Set task =
Check each line for the word "plus" and give how many have it. Say nothing else.

Data for this task =
[START]

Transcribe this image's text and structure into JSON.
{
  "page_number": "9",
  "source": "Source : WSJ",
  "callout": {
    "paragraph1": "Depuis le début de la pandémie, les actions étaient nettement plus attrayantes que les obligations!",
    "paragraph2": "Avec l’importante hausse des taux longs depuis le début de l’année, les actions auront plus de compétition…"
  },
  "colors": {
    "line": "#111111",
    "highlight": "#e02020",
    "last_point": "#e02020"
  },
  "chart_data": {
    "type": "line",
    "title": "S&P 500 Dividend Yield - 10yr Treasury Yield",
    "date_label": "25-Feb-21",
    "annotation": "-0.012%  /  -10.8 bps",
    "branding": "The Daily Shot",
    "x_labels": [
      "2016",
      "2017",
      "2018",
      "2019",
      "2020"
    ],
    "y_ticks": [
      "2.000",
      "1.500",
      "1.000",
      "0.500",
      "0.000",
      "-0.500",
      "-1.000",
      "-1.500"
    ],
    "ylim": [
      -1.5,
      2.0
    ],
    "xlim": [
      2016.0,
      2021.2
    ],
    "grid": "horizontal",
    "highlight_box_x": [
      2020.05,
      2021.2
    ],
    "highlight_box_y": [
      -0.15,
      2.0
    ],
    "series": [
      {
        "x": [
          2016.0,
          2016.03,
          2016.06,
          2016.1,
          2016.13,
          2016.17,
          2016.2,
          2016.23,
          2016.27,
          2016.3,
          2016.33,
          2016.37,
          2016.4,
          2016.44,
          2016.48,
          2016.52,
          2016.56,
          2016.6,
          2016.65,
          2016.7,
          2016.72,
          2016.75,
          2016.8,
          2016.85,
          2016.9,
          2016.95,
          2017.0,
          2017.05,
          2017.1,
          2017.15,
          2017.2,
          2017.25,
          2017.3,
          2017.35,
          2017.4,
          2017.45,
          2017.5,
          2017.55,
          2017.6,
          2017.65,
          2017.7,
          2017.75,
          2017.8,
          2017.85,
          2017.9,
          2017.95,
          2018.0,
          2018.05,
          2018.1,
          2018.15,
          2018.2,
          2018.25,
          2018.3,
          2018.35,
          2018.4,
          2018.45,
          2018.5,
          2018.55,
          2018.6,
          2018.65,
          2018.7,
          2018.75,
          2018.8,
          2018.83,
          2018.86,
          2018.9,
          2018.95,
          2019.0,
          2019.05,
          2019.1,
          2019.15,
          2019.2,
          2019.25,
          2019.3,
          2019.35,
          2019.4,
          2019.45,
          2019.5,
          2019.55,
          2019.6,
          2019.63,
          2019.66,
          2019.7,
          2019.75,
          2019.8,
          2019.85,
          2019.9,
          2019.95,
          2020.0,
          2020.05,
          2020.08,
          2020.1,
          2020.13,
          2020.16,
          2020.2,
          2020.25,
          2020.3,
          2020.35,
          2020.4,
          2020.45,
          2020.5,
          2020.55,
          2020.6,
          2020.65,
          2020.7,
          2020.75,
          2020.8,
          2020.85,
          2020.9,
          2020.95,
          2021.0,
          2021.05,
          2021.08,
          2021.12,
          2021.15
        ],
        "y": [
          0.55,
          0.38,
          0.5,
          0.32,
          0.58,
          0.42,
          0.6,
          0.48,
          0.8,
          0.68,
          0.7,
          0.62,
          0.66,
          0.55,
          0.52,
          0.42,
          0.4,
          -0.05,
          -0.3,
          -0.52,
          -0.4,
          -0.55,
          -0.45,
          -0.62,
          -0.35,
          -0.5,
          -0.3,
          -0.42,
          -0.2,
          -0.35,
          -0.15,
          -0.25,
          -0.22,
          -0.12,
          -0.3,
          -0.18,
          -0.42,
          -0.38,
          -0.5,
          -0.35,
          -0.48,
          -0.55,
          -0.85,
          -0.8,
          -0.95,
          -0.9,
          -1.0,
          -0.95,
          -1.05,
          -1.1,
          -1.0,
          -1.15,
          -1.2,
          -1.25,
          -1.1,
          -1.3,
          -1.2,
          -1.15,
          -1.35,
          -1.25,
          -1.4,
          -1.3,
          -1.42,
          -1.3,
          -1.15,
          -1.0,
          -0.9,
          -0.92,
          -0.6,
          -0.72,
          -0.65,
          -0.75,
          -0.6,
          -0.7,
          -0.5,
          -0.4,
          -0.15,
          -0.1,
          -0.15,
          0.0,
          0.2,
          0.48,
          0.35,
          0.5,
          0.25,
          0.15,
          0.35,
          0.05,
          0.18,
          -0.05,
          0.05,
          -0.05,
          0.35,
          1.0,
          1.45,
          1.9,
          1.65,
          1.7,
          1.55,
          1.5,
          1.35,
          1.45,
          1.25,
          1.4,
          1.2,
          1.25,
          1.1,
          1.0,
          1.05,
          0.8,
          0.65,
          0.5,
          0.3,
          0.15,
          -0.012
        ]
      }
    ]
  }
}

[END]

Task response =
2